TASK TO CARRY OUT – The records should be repeated word for word, pictures excluded.

● ● ● ● ●

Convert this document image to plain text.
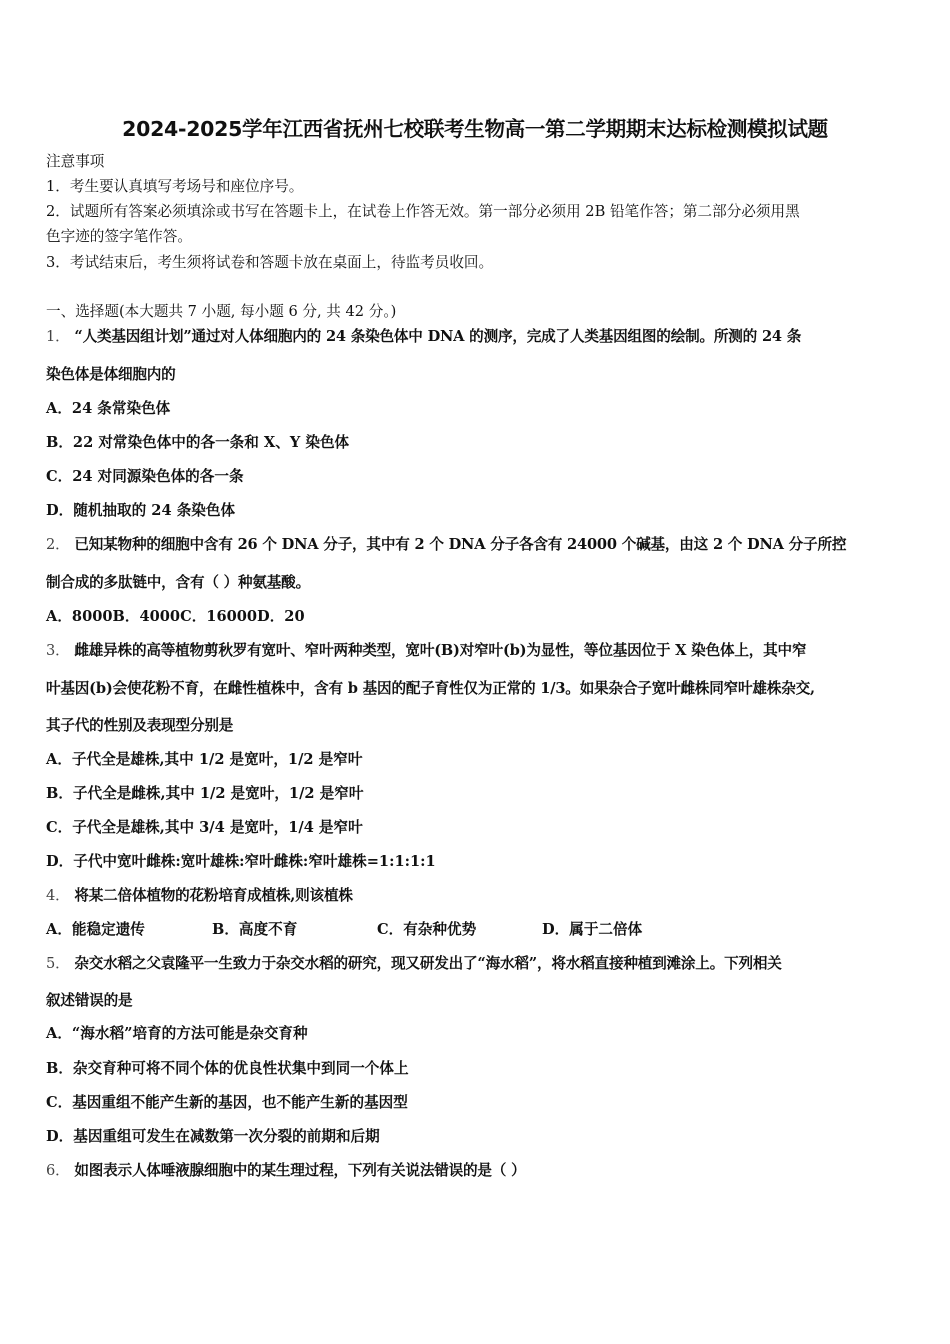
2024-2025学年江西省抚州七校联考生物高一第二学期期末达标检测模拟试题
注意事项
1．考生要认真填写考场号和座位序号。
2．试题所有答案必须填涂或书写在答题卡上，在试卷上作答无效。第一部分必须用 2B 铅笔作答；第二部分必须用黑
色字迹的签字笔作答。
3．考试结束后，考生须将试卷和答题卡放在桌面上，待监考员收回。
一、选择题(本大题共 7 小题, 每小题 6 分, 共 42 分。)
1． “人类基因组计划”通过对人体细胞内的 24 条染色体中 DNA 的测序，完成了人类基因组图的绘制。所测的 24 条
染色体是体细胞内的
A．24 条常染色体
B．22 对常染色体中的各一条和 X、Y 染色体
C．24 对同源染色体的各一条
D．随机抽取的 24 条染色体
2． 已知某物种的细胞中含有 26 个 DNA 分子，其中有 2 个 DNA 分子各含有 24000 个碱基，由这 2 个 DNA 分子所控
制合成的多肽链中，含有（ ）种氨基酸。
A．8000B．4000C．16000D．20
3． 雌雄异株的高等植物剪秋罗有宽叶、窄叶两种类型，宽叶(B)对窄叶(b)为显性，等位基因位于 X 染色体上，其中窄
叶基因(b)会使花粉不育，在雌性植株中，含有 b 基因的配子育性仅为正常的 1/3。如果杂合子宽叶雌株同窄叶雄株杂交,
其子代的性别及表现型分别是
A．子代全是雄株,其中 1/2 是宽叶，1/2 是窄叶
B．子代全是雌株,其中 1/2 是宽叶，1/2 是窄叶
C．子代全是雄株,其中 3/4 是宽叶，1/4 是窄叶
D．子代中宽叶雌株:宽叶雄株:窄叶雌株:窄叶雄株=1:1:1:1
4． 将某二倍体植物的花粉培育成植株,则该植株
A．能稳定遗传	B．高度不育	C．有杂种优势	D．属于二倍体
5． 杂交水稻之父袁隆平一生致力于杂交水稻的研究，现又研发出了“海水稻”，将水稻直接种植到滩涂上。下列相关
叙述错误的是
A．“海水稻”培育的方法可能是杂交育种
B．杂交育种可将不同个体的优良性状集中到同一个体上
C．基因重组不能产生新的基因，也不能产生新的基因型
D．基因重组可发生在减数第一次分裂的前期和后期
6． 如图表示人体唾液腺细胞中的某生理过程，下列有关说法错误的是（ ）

● ● ● ● ●

RESULT –
Convert this document image to plain text.
2024-2025学年江西省抚州七校联考生物高一第二学期期末达标检测模拟试题
注意事项
1．考生要认真填写考场号和座位序号。
2．试题所有答案必须填涂或书写在答题卡上，在试卷上作答无效。第一部分必须用 2B 铅笔作答；第二部分必须用黑
色字迹的签字笔作答。
3．考试结束后，考生须将试卷和答题卡放在桌面上，待监考员收回。
一、选择题(本大题共 7 小题, 每小题 6 分, 共 42 分。)
1． “人类基因组计划”通过对人体细胞内的 24 条染色体中 DNA 的测序，完成了人类基因组图的绘制。所测的 24 条
染色体是体细胞内的
A．24 条常染色体
B．22 对常染色体中的各一条和 X、Y 染色体
C．24 对同源染色体的各一条
D．随机抽取的 24 条染色体
2． 已知某物种的细胞中含有 26 个 DNA 分子，其中有 2 个 DNA 分子各含有 24000 个碱基，由这 2 个 DNA 分子所控
制合成的多肽链中，含有（ ）种氨基酸。
A．8000B．4000C．16000D．20
3． 雌雄异株的高等植物剪秋罗有宽叶、窄叶两种类型，宽叶(B)对窄叶(b)为显性，等位基因位于 X 染色体上，其中窄
叶基因(b)会使花粉不育，在雌性植株中，含有 b 基因的配子育性仅为正常的 1/3。如果杂合子宽叶雌株同窄叶雄株杂交,
其子代的性别及表现型分别是
A．子代全是雄株,其中 1/2 是宽叶，1/2 是窄叶
B．子代全是雌株,其中 1/2 是宽叶，1/2 是窄叶
C．子代全是雄株,其中 3/4 是宽叶，1/4 是窄叶
D．子代中宽叶雌株:宽叶雄株:窄叶雌株:窄叶雄株=1:1:1:1
4． 将某二倍体植物的花粉培育成植株,则该植株
A．能稳定遗传	B．高度不育	C．有杂种优势	D．属于二倍体
5． 杂交水稻之父袁隆平一生致力于杂交水稻的研究，现又研发出了“海水稻”，将水稻直接种植到滩涂上。下列相关
叙述错误的是
A．“海水稻”培育的方法可能是杂交育种
B．杂交育种可将不同个体的优良性状集中到同一个体上
C．基因重组不能产生新的基因，也不能产生新的基因型
D．基因重组可发生在减数第一次分裂的前期和后期
6． 如图表示人体唾液腺细胞中的某生理过程，下列有关说法错误的是（ ）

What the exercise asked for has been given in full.